Repeat the entire listing exactly as written.

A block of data
------------------------------------
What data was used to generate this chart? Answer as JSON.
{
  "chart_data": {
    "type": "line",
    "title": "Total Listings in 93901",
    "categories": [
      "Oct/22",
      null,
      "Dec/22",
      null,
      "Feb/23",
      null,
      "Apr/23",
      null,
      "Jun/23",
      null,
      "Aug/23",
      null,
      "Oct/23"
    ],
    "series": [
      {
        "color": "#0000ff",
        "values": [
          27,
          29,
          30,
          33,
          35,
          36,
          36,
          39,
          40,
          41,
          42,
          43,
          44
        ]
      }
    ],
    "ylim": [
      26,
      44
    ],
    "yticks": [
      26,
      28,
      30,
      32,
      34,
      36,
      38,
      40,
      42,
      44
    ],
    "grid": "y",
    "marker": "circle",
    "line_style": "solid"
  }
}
------------------------------------
= Solution to this problem =
What data was used to generate this chart? Answer as JSON.
{
  "chart_data": {
    "type": "line",
    "title": "Total Listings in 93901",
    "categories": [
      "Oct/22",
      null,
      "Dec/22",
      null,
      "Feb/23",
      null,
      "Apr/23",
      null,
      "Jun/23",
      null,
      "Aug/23",
      null,
      "Oct/23"
    ],
    "series": [
      {
        "color": "#0000ff",
        "values": [
          27,
          29,
          30,
          33,
          35,
          36,
          36,
          39,
          40,
          41,
          42,
          43,
          44
        ]
      }
    ],
    "ylim": [
      26,
      44
    ],
    "yticks": [
      26,
      28,
      30,
      32,
      34,
      36,
      38,
      40,
      42,
      44
    ],
    "grid": "y",
    "marker": "circle",
    "line_style": "solid"
  }
}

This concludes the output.